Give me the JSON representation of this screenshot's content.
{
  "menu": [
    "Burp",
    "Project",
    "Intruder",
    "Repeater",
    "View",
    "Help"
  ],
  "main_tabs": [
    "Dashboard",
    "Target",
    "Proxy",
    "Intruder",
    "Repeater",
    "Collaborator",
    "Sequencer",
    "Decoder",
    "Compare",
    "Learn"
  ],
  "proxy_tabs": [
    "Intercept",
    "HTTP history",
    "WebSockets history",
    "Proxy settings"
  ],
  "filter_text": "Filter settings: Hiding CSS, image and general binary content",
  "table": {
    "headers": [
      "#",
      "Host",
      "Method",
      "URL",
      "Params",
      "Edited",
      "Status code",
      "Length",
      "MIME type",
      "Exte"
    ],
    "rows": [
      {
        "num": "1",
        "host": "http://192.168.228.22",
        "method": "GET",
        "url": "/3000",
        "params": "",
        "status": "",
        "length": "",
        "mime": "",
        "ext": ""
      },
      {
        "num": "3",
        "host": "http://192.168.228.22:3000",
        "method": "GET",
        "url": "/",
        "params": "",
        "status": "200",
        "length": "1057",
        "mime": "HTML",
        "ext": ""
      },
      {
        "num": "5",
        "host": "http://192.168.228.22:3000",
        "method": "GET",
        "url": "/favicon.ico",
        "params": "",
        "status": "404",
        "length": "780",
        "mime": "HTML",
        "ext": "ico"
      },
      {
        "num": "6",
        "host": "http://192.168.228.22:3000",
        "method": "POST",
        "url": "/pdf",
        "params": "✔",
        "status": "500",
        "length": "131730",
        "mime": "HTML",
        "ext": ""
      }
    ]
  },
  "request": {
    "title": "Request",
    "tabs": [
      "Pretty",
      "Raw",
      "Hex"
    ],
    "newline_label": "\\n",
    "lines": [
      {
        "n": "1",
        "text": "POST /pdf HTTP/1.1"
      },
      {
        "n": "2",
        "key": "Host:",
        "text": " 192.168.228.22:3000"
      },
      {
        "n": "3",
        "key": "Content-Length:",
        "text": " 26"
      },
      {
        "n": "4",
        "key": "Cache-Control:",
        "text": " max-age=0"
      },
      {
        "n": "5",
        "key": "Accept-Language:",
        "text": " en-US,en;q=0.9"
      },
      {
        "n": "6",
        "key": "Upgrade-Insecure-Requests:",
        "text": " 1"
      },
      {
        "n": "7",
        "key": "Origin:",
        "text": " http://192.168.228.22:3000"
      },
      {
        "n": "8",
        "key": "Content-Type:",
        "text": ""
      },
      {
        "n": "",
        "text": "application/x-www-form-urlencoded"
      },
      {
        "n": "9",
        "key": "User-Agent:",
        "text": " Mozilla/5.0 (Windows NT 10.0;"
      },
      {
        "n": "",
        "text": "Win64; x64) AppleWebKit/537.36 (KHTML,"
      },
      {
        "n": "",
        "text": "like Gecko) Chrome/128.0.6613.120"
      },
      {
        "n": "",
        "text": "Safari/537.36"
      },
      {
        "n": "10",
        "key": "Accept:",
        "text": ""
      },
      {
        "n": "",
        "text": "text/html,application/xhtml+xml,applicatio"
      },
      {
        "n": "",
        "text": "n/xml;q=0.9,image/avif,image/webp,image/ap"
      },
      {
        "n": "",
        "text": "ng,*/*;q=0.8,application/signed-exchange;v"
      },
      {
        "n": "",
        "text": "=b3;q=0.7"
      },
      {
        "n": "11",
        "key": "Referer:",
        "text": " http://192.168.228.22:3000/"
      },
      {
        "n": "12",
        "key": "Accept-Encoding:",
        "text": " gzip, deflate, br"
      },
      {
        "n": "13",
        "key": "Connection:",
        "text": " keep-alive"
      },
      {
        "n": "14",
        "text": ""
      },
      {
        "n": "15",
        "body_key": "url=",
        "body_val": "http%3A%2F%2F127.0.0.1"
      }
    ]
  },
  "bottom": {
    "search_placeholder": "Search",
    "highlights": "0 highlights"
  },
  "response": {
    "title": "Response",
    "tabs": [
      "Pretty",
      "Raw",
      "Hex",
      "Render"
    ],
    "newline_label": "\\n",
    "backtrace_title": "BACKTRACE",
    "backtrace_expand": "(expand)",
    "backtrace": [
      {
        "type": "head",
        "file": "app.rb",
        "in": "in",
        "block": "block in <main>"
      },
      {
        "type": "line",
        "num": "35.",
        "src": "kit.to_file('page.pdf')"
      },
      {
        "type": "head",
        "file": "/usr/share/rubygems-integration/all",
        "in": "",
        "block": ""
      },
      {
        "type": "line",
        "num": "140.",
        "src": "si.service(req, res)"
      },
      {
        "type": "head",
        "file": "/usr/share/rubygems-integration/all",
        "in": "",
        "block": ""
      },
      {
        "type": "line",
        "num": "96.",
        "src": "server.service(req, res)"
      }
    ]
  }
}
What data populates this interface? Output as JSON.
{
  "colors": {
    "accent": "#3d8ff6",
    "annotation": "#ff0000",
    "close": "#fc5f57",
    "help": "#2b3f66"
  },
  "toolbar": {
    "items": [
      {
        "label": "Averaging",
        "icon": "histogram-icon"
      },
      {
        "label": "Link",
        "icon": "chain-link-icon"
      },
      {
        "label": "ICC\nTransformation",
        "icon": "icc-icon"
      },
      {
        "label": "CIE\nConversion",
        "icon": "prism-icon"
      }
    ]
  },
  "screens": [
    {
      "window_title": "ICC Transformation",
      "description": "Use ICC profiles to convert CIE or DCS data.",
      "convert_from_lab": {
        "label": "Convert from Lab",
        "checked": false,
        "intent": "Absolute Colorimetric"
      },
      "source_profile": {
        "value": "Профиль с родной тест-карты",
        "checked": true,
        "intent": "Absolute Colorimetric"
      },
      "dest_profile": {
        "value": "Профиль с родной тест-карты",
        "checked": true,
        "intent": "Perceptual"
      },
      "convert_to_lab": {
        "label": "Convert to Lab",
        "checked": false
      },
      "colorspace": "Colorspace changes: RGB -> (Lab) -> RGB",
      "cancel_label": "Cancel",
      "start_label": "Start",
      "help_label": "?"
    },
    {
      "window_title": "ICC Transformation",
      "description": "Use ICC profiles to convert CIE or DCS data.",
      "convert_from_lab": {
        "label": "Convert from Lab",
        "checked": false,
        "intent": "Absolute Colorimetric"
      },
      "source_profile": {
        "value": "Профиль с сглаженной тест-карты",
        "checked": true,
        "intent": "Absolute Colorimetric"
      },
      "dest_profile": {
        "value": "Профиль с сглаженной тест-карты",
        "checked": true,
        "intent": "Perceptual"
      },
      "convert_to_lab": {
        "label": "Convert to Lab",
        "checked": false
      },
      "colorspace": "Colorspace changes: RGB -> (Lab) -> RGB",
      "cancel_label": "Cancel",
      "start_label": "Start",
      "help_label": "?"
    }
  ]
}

Work to do: The word "Accept" may appear on some lines of these records; state how many such lines there are, and nothing else.

Final answer: 3